> [提示文]
· · · ·

キーワードは「well-being」と「社会参画」 マスメディアなき時代、新しいメディアに求められるもの 「リディフェス」セッション紹介vol.4
キーワードは「well-being」と「社会参画」 マスメディアなき時代、新しいメディアに求められるもの 「リディフェス」セッション紹介vol.4
11月23日(水・祝)に東京都新宿三角広場で開催される、リディラバ主催のカンファレンス「リディフェス」
社会課題をテーマにした日本最大級のカンファレンスでは、課題解決に取り組む先駆者たちによる10本のセッションを通して、社会課題のいまとこれからを学ぶことができます。
当日開催されるセッションの魅力を、リディラバ代表安部が熱量たっぷりに語るセッション紹介企画。
第4回となる今回のテーマは、「マスメディアなき時代の社会参画〜つながりが生み出すwell-being〜」です。
セッション紹介3分動画
「みんなが見ているメディア」
が無くなった弊害
新聞やテレビといったマスメディアが情報のチャネルを独占していた時代において、人々はマスメディアさえ見ておけば、社会の動向を掴むことができ、物事をその人なりに判断する基準を手に入れることができていました。
言うならば、マスメディアを見るという方法で、国民の多くが社会参画をしていた時代があったわけです。
しかし、WebメディアやSNSが興隆した現代においては、「マスメディア」の機能は弱体化し、一人ひとりがそれぞれの趣味嗜好や思想に合わせて、メディアを選ぶようになりました。
マスメディア側も、SNSで人気の話題を利用したりと、時にSNSと協業関係を構築しながらコンテンツのあり方を変容させています。
SNSは個人が自由に発信できる場ですが、裏を返せばネガティブな言葉が無制限にあふれる「無法地帯」でもあります。
他者を傷つけたり、公共性を持たない発信が行われたりするのは日常茶飯事ですが、多くの人が「無法地帯」から取捨選択をして、情報収集をおこなっているのが現代と言えます。
これまでは、マスメディアがある種の「公器」として、社会の事象を議論の俎上にあげ、マスメディアを見ている人はその議論に自分なりの形で参加することで、公共性を持った社会参画が実現してきました。
しかし、誰しもが見ているマスメディアが存在しなくなったいま、「これさえ見ておけば、社会と繋がれる。みんなと同じテーマで、同じ土俵で議論ができる」という社会参画ができなくなっています。
マスメディアなき今、多くの人が社会や公共への参画を実感できる場を、どう作ればいいのでしょうか。
また、マスメディアの消失によってもうひとつ大きな課題が生まれたと思っています。
それは、一人ひとりが自分で情報を取捨選択しなければならない時代において、意思決定をする「余裕」はどこにあるのか、という課題です。
身体的、精神的、経済的、様々な意味での「余裕」がないと、何かを主体的に選ぶことは難しくなります。

· · · ·

> [データ]
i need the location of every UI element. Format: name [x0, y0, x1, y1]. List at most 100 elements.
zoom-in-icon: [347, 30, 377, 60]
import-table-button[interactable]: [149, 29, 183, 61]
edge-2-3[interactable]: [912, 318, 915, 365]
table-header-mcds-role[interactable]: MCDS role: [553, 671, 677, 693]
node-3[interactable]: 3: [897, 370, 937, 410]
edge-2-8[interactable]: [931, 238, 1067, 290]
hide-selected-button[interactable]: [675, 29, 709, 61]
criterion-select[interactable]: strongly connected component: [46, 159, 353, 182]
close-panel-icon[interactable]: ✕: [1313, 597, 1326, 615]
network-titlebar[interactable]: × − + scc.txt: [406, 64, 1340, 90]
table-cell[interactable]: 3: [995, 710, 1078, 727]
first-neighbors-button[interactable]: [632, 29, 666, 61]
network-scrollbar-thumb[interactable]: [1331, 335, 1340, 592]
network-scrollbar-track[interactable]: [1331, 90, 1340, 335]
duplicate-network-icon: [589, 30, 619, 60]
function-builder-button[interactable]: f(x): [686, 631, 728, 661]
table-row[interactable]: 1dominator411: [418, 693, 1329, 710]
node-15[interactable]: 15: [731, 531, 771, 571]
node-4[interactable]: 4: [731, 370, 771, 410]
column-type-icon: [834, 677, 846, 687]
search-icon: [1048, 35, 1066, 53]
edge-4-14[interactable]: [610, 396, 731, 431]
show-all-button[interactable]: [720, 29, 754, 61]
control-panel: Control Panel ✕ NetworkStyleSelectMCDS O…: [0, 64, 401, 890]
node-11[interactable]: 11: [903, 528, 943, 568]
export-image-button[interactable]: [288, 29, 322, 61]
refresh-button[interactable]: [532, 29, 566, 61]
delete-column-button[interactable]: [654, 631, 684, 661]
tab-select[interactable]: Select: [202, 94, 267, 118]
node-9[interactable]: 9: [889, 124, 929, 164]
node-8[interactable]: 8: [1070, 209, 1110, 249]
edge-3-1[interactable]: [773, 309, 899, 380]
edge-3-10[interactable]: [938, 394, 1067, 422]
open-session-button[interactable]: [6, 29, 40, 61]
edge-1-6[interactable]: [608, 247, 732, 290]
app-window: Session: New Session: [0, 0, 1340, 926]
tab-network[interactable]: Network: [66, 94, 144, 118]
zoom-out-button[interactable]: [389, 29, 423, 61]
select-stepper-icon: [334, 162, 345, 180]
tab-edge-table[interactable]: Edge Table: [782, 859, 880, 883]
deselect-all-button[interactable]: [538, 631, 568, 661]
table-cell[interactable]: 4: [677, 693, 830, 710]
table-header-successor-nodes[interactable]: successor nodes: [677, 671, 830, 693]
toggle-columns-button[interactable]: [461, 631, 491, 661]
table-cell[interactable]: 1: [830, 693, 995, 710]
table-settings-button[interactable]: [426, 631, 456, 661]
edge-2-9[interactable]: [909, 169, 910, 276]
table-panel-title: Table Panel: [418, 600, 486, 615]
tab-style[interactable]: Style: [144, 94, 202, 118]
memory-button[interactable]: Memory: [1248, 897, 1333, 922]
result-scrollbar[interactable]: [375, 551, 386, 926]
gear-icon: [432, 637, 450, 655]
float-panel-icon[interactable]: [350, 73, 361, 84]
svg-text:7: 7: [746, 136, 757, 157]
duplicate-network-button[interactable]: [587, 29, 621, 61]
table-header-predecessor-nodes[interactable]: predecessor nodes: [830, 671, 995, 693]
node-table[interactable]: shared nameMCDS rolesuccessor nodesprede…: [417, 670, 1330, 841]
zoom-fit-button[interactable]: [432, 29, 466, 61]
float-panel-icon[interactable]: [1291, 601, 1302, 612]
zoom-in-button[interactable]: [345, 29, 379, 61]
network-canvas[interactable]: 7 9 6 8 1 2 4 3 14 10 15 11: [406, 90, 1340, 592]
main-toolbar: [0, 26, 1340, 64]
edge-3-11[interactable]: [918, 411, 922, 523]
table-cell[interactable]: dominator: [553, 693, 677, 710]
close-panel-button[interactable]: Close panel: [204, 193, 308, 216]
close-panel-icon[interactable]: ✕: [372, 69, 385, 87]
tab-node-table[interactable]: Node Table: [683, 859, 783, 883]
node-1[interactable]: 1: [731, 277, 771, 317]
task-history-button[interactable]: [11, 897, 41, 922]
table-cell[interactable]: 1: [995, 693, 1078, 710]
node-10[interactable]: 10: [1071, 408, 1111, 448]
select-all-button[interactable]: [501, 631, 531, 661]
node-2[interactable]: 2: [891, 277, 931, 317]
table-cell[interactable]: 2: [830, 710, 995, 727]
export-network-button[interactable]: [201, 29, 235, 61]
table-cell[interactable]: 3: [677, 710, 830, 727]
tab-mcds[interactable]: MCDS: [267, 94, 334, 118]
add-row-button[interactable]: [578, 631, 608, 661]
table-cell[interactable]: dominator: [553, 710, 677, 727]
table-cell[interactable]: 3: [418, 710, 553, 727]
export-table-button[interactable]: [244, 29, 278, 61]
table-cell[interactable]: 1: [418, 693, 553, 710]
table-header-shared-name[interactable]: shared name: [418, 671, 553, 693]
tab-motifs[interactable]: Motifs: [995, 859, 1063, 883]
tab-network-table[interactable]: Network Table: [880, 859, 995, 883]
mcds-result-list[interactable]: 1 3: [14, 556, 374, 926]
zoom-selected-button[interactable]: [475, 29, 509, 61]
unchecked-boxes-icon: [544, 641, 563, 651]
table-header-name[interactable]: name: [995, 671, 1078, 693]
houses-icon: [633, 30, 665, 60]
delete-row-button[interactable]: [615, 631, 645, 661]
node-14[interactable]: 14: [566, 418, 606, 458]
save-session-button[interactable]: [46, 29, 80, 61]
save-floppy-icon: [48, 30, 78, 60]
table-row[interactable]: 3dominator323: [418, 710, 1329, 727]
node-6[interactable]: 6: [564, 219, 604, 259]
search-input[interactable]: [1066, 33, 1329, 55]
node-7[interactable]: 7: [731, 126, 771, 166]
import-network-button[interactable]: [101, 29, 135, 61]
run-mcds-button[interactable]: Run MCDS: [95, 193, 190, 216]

· · · ·

> [課題の概要 1]
リディフェスのセッション紹介記事によると、「リディフェス」はいつ、どこで開催されますか。
> [課題の概要 2]
マスメディアなき時代の社会参画についての記事を、最後の文の後から引き継いで書き進めてください。
一覧は提示文とは別の資料です。

> [回答結果 1]
11月23日(水・祝)に東京都新宿三角広場で開催されます。

> [回答結果 2]
セッションのサブテーマを「well-being」としたのは、人々がwell-beingであることが、自らメディアを選び、社会参画をしていく上での前提条件になるからです。
マスメディアなき時代に、再び人々の社会参画を促すメディアの仕組みをどう作るのか。
そして、個人の側に、主体的なメディア選びができるような「well-being」をどう実現するか。
このふたつは不可分であり、両立ができて初めて、メディアが個人と社会の間を繋ぐことができます。
社会参画とwell-being。このセッションでは、「メディア」を社会と個人を媒介するものとして広く捉えた上で、コミュニティなども含めた「マスメディアなき時代の社会参画」を議論していけたらと思っています。
マスメディアと小さな熱狂を
往復してきた2人の登壇者
今回のセッションには、2名の登壇者をお招きしています。
まずは、株式会社NEWPEACE代表取締役CEO/ Creative Directorの高木新平さん。
新卒で入社した博報堂を退職した後、「よるヒルズ」や「リバ邸」などのシェアハウスを展開し、NEWPEACEを創業。「ビジョニング(VISIONING)」という手法を用いながら現代の社会参画の場を作ってきました。
もう1人は、認定NPO法人マギーズ東京共同代表理事の鈴木美穂さん。
鈴木さんは、日本テレビキャスター時代に、乳がんを患い、闘病生活を強いられました。
その時の経験を基に、がんの当事者や家族が、気軽に訪れることのできる場所「マギーズ東京」を運営し、がん当事者・関係者の社会参画に寄与してきました。
この2人をお呼びしたのは、キャスター・代理店時代に数十万人〜数千万人に影響を与えてきた経験と、より小規模で手触り感のあるコミュニティ(メディア)を運営している経験の両方を持っているからです。
マスメディアなき時代の社会参画を考えるにあたって、マスを相手にする広く届ける体験と、少人数を相手に深く届ける体験の両方を持つ2人だからこそ、語れるものがあるのではと思っています。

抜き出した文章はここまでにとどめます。